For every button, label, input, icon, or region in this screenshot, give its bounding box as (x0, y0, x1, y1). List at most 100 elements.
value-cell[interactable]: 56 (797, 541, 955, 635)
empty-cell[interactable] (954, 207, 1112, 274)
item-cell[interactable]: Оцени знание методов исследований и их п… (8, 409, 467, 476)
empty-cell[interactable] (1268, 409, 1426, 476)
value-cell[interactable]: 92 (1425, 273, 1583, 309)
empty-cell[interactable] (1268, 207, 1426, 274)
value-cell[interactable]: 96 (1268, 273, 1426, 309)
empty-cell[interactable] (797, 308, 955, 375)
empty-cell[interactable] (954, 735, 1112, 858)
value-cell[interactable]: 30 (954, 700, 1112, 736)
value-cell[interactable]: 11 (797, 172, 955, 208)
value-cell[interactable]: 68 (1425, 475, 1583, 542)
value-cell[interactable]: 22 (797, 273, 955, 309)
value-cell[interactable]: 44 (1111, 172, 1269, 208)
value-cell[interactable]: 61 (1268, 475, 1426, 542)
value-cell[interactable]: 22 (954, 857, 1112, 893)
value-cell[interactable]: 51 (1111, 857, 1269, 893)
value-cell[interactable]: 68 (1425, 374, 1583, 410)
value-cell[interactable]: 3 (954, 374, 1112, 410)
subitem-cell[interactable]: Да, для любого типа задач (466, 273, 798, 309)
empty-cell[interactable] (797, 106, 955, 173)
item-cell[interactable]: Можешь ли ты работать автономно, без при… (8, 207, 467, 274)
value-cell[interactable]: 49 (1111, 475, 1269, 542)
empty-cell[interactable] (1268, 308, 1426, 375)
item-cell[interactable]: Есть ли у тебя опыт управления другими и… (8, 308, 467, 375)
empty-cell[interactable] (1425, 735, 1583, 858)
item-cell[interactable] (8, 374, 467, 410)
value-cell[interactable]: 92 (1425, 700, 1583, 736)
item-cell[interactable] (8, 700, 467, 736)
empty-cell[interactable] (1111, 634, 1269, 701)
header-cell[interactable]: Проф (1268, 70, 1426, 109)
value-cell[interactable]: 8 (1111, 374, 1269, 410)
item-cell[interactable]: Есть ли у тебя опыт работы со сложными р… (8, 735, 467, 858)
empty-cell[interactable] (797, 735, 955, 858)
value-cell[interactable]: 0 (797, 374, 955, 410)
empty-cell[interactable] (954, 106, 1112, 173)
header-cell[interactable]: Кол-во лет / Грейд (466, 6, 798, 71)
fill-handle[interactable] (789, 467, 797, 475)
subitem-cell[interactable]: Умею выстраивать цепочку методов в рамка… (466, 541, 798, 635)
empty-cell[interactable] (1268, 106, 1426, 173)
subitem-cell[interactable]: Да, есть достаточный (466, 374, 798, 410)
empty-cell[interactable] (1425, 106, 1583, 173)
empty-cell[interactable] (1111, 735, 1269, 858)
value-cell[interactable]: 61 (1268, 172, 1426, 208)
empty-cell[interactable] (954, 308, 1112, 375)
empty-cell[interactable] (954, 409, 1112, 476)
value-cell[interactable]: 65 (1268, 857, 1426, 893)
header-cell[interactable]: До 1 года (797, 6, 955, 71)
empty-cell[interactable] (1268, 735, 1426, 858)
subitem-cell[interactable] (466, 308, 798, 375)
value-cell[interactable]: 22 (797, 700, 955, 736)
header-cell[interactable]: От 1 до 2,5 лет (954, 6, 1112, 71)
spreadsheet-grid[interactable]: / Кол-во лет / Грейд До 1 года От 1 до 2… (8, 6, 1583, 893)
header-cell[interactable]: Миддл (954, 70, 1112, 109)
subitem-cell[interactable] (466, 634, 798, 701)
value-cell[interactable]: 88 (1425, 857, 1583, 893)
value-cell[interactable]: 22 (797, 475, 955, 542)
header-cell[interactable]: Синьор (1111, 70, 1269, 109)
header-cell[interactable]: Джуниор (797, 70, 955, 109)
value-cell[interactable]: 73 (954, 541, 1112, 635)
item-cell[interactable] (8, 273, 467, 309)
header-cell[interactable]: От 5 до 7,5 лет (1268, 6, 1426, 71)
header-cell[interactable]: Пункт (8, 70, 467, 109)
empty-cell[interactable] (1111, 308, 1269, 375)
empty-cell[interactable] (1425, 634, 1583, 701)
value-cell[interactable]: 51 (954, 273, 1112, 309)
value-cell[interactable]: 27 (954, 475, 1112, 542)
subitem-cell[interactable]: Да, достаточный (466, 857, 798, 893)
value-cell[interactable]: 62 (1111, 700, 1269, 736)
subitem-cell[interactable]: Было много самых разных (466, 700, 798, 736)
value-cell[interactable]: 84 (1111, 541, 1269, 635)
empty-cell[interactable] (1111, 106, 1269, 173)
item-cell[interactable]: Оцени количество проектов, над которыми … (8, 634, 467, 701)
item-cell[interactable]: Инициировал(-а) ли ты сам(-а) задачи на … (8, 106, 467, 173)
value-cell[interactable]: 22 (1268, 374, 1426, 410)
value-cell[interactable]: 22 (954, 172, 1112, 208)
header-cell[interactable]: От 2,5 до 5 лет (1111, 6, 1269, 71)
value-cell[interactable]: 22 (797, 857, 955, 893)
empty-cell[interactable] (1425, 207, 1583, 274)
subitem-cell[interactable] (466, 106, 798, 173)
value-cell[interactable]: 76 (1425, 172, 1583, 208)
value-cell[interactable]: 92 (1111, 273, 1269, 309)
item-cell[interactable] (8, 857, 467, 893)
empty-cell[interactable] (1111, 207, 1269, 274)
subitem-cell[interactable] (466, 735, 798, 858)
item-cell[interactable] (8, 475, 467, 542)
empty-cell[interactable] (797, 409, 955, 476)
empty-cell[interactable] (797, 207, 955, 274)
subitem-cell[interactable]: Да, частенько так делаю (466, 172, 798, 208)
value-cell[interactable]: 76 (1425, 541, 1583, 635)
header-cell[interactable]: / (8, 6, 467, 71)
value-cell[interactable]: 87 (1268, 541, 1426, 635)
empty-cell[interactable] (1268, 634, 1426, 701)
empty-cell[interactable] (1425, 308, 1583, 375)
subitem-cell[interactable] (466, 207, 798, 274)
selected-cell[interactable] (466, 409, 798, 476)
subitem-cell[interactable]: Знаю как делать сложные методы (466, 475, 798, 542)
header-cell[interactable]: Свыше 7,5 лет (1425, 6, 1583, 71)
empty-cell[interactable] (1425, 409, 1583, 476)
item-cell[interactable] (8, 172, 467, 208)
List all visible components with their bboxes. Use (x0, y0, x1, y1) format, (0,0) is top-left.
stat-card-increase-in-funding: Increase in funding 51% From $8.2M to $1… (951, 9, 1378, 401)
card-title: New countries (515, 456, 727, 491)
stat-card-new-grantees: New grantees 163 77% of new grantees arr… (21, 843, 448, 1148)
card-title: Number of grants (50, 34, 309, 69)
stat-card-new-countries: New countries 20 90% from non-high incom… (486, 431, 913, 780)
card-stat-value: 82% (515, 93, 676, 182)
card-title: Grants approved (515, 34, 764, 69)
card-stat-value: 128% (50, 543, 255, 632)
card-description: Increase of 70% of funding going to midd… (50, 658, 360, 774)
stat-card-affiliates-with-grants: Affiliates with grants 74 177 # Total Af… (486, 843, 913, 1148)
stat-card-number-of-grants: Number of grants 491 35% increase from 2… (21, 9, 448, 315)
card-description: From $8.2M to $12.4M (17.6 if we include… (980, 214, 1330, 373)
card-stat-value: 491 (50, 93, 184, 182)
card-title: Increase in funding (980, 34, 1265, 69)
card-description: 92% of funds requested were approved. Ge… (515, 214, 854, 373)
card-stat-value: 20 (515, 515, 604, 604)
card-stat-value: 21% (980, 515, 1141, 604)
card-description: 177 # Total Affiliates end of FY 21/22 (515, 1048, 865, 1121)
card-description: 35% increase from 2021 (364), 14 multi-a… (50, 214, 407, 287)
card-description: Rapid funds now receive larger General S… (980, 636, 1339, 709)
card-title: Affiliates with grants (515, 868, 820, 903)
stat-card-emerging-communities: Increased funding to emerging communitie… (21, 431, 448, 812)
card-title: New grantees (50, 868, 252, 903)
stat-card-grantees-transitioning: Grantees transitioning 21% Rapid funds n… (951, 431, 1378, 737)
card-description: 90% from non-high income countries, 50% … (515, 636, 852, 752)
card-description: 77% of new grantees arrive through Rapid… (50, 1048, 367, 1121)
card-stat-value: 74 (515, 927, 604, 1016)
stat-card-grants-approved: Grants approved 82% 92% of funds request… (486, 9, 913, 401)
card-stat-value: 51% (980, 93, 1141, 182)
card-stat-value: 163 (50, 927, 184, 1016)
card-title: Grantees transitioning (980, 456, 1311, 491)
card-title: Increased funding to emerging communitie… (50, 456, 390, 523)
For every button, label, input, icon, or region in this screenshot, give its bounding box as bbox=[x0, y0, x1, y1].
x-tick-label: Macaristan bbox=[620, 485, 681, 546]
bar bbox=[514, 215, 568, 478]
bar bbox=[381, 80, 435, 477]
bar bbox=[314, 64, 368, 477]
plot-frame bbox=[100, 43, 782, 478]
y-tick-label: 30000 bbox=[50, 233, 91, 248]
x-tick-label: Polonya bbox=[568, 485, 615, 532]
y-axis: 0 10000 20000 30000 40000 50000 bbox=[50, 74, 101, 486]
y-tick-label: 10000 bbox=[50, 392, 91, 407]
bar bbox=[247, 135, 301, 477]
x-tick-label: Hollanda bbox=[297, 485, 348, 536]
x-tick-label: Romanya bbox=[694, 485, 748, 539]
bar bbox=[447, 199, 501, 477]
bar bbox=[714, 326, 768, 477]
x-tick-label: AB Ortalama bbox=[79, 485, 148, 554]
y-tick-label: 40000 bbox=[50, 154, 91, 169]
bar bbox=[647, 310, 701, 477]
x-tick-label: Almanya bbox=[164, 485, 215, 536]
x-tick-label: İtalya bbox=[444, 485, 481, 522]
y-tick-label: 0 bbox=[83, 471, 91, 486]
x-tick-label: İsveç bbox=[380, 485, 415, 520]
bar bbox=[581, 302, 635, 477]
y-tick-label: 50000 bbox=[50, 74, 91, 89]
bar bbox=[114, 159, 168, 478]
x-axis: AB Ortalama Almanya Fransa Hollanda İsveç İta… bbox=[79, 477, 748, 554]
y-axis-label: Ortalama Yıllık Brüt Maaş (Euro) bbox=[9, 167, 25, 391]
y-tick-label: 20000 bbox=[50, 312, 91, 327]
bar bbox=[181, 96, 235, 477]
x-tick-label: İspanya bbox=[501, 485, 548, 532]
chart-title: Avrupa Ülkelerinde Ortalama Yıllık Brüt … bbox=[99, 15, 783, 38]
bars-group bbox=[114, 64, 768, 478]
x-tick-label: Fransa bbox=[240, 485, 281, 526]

──────────────────────────────

> **Sobre a tarefa**
Conte as linhas da listagem acima que contêm a palavra "Affiliates" e informe somente o número.

> **Solução**
3